# WHAT TO PRODUCE
Identify every line in the records below that contains the word "zaměstnanců", and reproduce each one.

# INFORMATION SUPPLIED

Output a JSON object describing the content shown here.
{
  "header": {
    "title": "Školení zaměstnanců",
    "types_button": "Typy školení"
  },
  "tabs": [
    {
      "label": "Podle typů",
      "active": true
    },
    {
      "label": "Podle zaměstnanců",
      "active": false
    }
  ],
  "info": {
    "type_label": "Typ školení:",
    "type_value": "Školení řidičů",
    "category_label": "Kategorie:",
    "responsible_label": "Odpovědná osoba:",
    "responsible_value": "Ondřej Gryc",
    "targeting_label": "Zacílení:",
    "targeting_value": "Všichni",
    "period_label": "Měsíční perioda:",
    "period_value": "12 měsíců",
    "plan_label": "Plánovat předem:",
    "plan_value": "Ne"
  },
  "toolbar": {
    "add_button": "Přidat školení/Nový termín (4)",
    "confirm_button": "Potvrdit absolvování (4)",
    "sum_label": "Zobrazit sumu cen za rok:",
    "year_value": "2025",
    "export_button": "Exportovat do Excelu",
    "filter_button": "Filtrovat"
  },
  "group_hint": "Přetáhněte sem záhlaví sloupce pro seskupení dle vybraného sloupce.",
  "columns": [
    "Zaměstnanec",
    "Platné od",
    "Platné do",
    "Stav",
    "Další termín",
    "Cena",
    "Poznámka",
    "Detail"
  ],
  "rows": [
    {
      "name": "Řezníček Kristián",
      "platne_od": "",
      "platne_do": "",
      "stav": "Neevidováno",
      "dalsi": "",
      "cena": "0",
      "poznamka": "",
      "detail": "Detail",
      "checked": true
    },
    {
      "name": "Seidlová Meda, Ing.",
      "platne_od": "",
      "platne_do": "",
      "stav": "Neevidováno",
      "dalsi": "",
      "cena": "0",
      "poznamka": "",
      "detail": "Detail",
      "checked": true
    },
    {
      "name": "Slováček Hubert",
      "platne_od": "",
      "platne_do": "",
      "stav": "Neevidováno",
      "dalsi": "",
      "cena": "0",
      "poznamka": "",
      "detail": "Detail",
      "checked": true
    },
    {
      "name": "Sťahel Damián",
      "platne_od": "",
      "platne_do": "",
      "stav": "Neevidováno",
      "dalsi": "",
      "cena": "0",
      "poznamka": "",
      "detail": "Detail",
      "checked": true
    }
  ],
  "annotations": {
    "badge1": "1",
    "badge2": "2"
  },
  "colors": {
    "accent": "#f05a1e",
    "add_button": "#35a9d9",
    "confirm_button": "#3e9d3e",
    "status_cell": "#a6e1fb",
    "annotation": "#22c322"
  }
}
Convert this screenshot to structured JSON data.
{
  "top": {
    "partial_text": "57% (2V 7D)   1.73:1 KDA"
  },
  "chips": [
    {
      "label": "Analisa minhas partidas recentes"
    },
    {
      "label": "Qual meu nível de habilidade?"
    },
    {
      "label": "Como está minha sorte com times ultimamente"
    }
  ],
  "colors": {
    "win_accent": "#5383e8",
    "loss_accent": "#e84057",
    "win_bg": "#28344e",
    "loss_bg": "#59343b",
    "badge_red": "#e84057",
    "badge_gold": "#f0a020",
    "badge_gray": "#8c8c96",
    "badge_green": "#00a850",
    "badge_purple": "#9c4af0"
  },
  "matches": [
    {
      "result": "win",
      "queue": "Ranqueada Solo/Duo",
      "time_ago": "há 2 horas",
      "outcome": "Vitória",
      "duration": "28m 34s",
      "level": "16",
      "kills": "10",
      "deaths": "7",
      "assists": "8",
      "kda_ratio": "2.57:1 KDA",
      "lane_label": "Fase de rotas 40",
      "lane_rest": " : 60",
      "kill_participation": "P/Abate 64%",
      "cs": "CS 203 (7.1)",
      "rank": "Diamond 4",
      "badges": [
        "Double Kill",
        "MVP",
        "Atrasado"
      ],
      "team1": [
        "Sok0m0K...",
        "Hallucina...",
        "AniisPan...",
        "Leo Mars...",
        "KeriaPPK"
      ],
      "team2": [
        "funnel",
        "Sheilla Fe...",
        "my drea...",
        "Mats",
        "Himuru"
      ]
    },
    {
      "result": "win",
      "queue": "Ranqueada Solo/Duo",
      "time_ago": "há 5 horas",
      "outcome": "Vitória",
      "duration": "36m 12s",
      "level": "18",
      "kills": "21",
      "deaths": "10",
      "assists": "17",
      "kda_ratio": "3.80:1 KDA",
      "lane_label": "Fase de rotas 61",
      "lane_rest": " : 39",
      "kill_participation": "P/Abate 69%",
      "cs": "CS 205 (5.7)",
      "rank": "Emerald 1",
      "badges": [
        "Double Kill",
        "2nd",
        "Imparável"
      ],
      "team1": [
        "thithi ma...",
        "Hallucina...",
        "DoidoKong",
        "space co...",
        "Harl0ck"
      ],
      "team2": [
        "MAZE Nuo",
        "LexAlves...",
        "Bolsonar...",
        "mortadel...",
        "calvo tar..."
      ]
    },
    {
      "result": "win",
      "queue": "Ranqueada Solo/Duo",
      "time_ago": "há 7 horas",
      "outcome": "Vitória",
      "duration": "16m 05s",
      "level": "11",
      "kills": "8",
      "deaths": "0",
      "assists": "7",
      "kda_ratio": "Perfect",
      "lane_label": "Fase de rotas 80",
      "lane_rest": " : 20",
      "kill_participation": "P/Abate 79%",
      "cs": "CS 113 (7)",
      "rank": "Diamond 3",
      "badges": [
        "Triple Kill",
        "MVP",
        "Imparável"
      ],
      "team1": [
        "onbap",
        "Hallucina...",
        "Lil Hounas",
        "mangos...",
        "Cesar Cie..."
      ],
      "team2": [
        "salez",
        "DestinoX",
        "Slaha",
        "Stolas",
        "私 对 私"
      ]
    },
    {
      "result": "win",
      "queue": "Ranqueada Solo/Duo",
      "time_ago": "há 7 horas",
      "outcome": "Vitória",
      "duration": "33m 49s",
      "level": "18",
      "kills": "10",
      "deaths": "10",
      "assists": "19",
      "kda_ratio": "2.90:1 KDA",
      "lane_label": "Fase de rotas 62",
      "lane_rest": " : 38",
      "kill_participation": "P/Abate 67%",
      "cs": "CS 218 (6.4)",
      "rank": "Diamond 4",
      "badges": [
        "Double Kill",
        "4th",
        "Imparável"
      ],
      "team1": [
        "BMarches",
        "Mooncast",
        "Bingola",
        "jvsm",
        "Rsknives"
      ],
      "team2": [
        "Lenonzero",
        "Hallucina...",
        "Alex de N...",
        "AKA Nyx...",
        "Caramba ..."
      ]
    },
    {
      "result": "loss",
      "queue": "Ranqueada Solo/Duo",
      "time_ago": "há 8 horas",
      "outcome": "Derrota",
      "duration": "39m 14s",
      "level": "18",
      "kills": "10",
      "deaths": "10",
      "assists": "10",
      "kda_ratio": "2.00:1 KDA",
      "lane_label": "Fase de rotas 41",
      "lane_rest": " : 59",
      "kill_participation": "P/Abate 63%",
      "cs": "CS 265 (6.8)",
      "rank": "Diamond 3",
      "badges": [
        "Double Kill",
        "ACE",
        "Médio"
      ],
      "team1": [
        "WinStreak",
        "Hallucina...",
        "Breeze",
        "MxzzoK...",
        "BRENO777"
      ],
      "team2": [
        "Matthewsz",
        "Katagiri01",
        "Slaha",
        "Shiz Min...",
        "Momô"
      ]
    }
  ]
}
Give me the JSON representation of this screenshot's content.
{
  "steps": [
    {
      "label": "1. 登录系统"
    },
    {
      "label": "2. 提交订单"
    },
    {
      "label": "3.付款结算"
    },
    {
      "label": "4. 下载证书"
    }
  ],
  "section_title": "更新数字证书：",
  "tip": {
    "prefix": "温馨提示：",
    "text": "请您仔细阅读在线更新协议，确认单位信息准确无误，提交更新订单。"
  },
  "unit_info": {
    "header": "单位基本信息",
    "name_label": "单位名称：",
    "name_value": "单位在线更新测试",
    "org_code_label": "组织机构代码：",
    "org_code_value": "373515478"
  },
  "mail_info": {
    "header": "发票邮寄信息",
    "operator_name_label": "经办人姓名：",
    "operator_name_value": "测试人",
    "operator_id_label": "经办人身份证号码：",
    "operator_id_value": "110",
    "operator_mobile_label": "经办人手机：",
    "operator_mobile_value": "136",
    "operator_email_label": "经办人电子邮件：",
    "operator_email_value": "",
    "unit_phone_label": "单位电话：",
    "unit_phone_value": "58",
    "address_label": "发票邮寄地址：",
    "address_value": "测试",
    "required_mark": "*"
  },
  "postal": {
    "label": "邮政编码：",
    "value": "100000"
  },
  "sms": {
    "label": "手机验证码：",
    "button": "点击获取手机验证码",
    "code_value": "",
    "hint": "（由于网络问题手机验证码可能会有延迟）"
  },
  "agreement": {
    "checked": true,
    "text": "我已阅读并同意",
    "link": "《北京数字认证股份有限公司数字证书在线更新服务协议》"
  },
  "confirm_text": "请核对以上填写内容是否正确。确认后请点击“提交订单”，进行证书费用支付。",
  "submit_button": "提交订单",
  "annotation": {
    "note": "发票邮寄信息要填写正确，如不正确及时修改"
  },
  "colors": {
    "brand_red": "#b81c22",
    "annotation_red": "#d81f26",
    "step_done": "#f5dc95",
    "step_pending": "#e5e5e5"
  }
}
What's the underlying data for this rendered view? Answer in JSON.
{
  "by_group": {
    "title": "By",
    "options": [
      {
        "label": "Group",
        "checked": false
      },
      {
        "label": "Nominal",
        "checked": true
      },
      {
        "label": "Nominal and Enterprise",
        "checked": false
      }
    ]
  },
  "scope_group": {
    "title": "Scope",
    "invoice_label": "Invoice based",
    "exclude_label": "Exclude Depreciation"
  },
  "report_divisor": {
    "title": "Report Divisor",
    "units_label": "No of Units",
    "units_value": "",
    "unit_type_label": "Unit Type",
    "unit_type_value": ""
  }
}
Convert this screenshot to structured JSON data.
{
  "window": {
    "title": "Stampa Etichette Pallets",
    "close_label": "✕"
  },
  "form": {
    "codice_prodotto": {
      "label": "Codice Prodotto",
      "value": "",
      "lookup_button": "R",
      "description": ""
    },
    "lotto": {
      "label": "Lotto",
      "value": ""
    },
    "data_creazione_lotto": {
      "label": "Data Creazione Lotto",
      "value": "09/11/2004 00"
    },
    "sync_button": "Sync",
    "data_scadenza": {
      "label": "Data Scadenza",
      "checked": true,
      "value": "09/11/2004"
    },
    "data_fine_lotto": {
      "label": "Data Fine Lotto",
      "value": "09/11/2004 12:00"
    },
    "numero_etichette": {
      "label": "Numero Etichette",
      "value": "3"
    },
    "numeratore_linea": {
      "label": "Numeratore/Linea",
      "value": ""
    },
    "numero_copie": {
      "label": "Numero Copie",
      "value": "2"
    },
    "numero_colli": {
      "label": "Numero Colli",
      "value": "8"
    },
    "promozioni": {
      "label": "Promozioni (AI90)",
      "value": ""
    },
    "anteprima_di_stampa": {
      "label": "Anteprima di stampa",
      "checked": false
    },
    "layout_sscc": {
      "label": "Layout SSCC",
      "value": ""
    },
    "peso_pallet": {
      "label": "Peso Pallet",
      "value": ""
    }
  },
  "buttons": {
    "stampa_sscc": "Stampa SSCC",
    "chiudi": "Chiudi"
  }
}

# SOLUTION
    "title": "Školení zaměstnanců",
      "label": "Podle zaměstnanců",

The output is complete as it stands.